• [THE PROBLEM]
Convert the records below, from the first line through the line containing "clause-5-2: 5.2. Действие", inclusive, into a JSON list of strings with one string per line and blank lines omitted.

• [EXCERPTED DATA]

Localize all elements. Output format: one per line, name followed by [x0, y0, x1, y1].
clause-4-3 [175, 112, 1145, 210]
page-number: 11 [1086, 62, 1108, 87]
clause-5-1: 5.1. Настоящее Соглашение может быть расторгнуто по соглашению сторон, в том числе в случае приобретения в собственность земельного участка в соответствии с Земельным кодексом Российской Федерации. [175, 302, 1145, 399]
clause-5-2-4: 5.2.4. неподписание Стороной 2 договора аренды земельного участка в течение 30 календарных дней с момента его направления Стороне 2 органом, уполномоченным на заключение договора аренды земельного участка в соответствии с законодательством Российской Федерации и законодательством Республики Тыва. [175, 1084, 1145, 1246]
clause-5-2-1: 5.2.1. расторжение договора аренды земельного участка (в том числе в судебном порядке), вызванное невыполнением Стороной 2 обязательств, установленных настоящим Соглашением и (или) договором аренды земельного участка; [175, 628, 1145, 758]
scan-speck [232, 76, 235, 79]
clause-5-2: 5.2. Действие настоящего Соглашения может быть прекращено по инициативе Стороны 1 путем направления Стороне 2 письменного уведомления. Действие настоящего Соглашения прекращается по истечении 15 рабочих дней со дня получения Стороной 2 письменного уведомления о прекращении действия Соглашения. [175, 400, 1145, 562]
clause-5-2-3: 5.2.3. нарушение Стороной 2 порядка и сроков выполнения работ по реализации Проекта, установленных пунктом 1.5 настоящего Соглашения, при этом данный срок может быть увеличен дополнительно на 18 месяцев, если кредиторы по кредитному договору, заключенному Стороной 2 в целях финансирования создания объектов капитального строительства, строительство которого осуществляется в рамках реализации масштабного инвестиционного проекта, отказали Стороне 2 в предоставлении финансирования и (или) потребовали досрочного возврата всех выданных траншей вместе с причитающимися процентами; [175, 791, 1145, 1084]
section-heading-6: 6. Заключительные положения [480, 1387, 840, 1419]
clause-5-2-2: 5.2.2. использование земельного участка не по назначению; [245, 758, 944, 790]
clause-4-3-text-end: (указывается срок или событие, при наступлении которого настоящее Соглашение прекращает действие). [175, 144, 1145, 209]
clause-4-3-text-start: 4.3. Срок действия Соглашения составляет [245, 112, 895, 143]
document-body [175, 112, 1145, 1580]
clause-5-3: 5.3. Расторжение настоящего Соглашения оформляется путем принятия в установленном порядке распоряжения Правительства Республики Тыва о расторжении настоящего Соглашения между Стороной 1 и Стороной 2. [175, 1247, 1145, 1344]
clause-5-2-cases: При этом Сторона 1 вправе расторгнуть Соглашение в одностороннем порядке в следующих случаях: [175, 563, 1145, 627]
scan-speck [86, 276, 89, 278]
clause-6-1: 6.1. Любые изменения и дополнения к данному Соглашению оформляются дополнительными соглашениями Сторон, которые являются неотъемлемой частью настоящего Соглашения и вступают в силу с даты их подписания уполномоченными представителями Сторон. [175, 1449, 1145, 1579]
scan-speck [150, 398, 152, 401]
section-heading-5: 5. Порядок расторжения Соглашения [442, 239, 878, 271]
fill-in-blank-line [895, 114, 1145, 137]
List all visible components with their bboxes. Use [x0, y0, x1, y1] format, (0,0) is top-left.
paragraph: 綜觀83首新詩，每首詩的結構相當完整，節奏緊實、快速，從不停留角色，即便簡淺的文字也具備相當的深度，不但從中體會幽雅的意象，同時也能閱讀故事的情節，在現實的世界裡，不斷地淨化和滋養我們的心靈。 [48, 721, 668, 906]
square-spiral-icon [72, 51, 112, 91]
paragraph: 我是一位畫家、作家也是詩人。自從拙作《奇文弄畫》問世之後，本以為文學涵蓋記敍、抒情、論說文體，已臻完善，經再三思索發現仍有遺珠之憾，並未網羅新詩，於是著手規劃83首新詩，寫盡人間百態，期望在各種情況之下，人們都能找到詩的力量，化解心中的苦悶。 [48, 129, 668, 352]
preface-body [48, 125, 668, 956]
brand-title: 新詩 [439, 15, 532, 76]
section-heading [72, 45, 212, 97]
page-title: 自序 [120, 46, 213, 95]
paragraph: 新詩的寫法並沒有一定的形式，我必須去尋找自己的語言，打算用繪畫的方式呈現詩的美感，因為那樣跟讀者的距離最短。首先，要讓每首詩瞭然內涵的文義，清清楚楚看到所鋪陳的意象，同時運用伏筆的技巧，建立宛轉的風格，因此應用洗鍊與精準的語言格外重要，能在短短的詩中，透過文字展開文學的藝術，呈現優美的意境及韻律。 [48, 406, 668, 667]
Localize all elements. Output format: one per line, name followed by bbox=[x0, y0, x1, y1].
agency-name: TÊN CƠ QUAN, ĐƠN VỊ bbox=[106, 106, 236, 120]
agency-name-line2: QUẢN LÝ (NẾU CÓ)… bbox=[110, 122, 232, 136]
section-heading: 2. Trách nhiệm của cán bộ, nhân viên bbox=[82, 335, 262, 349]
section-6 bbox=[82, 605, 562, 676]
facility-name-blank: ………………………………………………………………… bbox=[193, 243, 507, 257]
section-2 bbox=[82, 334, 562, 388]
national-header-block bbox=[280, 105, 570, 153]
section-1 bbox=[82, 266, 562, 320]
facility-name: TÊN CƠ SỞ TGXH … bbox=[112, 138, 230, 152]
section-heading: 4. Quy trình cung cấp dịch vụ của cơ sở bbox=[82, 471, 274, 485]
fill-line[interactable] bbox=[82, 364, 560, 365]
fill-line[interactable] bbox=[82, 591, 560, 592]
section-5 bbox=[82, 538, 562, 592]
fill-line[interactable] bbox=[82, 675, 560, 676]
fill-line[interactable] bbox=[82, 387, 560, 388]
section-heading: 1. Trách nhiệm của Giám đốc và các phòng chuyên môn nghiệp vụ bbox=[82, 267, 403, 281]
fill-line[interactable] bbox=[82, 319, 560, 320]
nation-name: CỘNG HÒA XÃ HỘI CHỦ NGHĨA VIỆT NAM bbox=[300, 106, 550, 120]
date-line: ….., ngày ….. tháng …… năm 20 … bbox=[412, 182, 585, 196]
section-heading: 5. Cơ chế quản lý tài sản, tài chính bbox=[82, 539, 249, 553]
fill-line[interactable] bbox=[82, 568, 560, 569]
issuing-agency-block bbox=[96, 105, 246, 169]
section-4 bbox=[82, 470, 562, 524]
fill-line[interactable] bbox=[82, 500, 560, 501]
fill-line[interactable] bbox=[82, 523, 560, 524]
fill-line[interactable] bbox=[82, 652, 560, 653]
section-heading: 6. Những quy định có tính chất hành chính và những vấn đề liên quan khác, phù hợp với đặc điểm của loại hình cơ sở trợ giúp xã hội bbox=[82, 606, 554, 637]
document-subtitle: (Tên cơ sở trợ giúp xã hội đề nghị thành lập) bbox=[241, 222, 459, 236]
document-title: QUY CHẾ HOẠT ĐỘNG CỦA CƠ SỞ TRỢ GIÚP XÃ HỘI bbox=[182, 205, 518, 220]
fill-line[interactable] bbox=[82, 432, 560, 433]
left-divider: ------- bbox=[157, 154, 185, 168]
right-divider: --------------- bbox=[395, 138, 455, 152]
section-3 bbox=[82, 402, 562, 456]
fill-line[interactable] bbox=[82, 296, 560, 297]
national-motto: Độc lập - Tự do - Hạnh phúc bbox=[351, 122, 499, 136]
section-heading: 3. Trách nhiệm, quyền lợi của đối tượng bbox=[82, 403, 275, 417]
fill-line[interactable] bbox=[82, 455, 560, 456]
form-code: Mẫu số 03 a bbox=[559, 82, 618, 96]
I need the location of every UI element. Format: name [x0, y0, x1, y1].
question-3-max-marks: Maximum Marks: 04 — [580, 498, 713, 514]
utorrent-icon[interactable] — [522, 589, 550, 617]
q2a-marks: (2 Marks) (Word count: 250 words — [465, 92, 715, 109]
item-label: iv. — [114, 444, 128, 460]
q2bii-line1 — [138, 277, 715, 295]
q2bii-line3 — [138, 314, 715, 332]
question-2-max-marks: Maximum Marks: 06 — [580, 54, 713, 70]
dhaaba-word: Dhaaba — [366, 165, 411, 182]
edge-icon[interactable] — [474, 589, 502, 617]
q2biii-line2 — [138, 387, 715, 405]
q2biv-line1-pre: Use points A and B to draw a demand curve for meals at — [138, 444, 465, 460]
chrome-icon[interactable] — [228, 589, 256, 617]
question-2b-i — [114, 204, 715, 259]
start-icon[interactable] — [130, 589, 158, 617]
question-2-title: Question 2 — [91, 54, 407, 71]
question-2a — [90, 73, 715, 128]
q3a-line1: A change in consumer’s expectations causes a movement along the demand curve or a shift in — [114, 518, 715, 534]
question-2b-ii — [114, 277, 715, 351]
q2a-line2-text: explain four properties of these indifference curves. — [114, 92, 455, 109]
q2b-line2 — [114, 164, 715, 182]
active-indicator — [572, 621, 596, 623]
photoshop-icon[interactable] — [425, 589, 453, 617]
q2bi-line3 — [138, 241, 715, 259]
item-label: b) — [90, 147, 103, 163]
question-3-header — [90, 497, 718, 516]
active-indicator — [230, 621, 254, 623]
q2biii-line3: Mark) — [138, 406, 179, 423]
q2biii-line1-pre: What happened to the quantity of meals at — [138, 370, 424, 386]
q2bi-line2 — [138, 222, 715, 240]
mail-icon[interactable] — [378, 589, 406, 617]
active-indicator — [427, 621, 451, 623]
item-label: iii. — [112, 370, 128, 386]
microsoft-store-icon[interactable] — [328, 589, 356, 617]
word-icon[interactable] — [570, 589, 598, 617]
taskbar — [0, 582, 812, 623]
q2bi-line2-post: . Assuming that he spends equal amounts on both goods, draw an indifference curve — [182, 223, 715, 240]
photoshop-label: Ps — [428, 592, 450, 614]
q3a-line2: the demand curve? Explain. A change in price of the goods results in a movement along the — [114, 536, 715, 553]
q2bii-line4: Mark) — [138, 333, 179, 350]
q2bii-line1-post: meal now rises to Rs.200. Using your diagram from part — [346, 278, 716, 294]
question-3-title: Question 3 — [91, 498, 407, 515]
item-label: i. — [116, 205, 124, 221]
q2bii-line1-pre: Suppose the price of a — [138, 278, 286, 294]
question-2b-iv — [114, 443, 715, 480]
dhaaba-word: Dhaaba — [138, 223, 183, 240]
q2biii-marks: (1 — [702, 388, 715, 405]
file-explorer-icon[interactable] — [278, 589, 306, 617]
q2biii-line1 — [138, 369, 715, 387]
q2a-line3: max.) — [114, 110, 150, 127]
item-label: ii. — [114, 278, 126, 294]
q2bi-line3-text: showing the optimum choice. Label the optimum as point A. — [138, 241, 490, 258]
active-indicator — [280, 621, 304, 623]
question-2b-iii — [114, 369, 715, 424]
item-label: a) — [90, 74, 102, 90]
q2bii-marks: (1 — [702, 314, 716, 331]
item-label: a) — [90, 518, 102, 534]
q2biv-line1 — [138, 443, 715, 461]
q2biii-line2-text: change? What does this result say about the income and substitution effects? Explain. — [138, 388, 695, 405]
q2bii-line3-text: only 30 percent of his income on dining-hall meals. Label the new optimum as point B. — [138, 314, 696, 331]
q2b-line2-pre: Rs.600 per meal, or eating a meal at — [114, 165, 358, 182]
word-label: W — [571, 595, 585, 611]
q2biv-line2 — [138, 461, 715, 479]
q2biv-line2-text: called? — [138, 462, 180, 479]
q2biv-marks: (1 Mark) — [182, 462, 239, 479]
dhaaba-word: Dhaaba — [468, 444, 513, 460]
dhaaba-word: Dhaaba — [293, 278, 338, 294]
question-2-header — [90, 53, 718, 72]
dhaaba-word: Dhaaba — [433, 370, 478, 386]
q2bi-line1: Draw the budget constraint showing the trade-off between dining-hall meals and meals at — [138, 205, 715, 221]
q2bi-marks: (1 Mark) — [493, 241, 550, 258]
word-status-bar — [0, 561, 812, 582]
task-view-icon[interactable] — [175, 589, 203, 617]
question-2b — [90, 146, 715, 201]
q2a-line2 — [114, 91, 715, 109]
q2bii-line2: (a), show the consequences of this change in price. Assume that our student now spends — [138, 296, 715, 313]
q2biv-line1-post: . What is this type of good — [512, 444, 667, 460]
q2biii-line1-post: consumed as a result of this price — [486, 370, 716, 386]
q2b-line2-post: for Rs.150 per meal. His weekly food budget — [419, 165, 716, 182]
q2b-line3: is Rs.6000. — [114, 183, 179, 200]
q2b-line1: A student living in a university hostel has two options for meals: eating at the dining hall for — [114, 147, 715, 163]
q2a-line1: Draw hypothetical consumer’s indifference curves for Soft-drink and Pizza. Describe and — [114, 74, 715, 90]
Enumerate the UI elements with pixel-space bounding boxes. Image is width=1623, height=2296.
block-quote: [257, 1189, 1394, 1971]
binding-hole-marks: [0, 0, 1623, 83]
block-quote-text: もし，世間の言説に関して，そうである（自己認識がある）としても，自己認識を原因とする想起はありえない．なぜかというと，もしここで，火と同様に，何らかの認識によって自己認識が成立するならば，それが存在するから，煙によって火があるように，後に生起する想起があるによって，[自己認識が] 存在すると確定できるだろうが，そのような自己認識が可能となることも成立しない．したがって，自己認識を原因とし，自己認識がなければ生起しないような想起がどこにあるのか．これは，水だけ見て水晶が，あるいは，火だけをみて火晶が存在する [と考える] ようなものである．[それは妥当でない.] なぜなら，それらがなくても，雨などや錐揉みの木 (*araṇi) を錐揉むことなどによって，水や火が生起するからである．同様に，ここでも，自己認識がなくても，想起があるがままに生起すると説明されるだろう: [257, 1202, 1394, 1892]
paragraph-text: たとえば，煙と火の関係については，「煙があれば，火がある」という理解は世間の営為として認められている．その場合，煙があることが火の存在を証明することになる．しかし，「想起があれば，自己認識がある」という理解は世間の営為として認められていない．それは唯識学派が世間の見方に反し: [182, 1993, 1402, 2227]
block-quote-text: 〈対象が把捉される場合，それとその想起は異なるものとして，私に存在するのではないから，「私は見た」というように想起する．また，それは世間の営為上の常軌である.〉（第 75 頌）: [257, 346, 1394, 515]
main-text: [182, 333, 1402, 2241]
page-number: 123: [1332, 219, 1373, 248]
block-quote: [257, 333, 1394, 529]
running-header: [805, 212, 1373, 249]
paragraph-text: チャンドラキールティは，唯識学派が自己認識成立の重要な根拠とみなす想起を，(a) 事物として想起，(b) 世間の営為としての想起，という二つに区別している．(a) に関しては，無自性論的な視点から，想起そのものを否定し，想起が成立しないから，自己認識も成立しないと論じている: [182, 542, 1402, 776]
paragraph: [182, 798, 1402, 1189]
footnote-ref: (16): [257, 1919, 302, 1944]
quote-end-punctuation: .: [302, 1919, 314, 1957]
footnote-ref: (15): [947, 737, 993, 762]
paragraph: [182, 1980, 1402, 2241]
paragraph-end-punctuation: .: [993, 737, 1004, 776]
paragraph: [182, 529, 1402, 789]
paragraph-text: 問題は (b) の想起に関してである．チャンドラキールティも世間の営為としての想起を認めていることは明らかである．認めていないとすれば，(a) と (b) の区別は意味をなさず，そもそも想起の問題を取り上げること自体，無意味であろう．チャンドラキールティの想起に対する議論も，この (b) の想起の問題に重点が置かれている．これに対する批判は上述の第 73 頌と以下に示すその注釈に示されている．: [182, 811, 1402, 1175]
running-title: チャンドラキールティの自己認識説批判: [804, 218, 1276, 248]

• [FINISHED EXERCISE]
[
  "Localize all elements. Output format: one per line, name followed by [x0, y0, x1, y1].",
  "clause-4-3 [175, 112, 1145, 210]",
  "page-number: 11 [1086, 62, 1108, 87]",
  "clause-5-1: 5.1. Настоящее Соглашение может быть расторгнуто по соглашению сторон, в том числе в случае приобретения в собственность земельного участка в соответствии с Земельным кодексом Российской Федерации. [175, 302, 1145, 399]",
  "clause-5-2-4: 5.2.4. неподписание Стороной 2 договора аренды земельного участка в течение 30 календарных дней с момента его направления Стороне 2 органом, уполномоченным на заключение договора аренды земельного участка в соответствии с законодательством Российской Федерации и законодательством Республики Тыва. [175, 1084, 1145, 1246]",
  "clause-5-2-1: 5.2.1. расторжение договора аренды земельного участка (в том числе в судебном порядке), вызванное невыполнением Стороной 2 обязательств, установленных настоящим Соглашением и (или) договором аренды земельного участка; [175, 628, 1145, 758]",
  "scan-speck [232, 76, 235, 79]",
  "clause-5-2: 5.2. Действие настоящего Соглашения может быть прекращено по инициативе Стороны 1 путем направления Стороне 2 письменного уведомления. Действие настоящего Соглашения прекращается по истечении 15 рабочих дней со дня получения Стороной 2 письменного уведомления о прекращении действия Соглашения. [175, 400, 1145, 562]"
]